Overtime abuse triggers demand for inquiry
Sen. Jeanne Shaheen (D-N.H.) on Friday called on the Government Accountability Office to investigate widespread abuse of overtime pay in the Department of Homeland Security (DHS).
Her request comes a day after the Office of Special Council detailed the abuse of overtime pay in six facilities that has cost taxpayers millions of dollars annually. Given sequestration cuts, Shaheen said it is important to halt any further waste.
DHS acting Secretary Rand Beers has said he will conduct a department-wide review of the policy. But Shaheen said an independent investigation is necessary as well to sniff out wider abuse throughout the agency.
{mosads}“An independent investigation is necessary for Congress to fully understand the extent to which federal funds have been wasted and institute the reforms necessary to ensure the proper stewardship of scarce resources moving forward,” she said in a letter requesting the review.
On Thursday, the Special Council’s office sent a report to Congress and the president detailing six cases in which employees collected nearly $8.7 million in overtime pay while sometimes doing nothing more than watching “sports and entertainment” channels on TV.
Employees have been abusing an overtime program known as Administratively Uncontrollable Overtime, which is meant to be used only for overtime not scheduled in advance because of law enforcement’s irregular schedule.

[Saved entries]
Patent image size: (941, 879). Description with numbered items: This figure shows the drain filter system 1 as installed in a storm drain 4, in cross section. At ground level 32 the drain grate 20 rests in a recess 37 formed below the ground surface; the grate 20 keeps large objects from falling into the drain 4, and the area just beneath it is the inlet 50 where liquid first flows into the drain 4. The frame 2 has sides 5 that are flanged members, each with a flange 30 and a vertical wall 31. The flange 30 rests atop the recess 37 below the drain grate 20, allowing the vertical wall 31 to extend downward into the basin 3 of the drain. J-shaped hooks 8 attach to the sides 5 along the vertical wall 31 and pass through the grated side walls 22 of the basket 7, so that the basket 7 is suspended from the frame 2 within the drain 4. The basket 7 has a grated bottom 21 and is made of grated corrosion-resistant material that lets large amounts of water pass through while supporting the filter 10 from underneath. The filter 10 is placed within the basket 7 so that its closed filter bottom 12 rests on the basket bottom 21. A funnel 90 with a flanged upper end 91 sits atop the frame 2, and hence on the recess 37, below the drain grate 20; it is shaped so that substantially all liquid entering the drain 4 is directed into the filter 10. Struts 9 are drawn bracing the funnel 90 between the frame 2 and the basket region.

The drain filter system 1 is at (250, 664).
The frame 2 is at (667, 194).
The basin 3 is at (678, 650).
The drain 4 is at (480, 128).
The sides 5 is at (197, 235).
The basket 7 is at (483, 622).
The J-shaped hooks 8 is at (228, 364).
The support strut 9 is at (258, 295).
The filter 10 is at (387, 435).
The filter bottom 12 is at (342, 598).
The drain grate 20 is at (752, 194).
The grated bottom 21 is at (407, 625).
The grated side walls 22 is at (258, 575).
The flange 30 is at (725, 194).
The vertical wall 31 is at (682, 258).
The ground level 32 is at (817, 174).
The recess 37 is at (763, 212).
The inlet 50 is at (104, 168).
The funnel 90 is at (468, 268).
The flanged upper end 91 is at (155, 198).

Task list
a) Copy the stretch of the overtime-pay article from "DHS acting Secretary" through "requesting the review.", word for word.
b) Carry the article on overtime abuse at Homeland Security further, picking up after its final sentence.

Written answers
a)
DHS acting Secretary Rand Beers has said he will conduct a department-wide review of the policy. But Shaheen said an independent investigation is necessary as well to sniff out wider abuse throughout the agency.
{mosads}“An independent investigation is necessary for Congress to fully understand the extent to which federal funds have been wasted and institute the reforms necessary to ensure the proper stewardship of scarce resources moving forward,” she said in a letter requesting the review.

b)
However, many administrative and training employees — who likely do not qualify for the program — have regularly used the system.
The government investigator said collecting overtime pay in the DHS is a “long-standing abuse” and has become a “persistent pattern.”
The report reveals abuse going back to 2008, detailed then in a separate report. The investigator said a lack of progress has been made since 2008 and raises questions about whether the department is willing to confront the problem.
One specific instance in the report details abuse at the Commissioner’s Situation Room in the Customs and Border Protection office in Washington, D.C. Department employees assigned themselves two extra hours of work 89 percent of the time.
According to one whistle-blower “employees who ‘work’ overtime frequently watch sports and entertainment channels during their claimed AUO periods, or spend the two additional hours at their duty station relaxing, joking, surfing the Internet and taking care of personal matters.”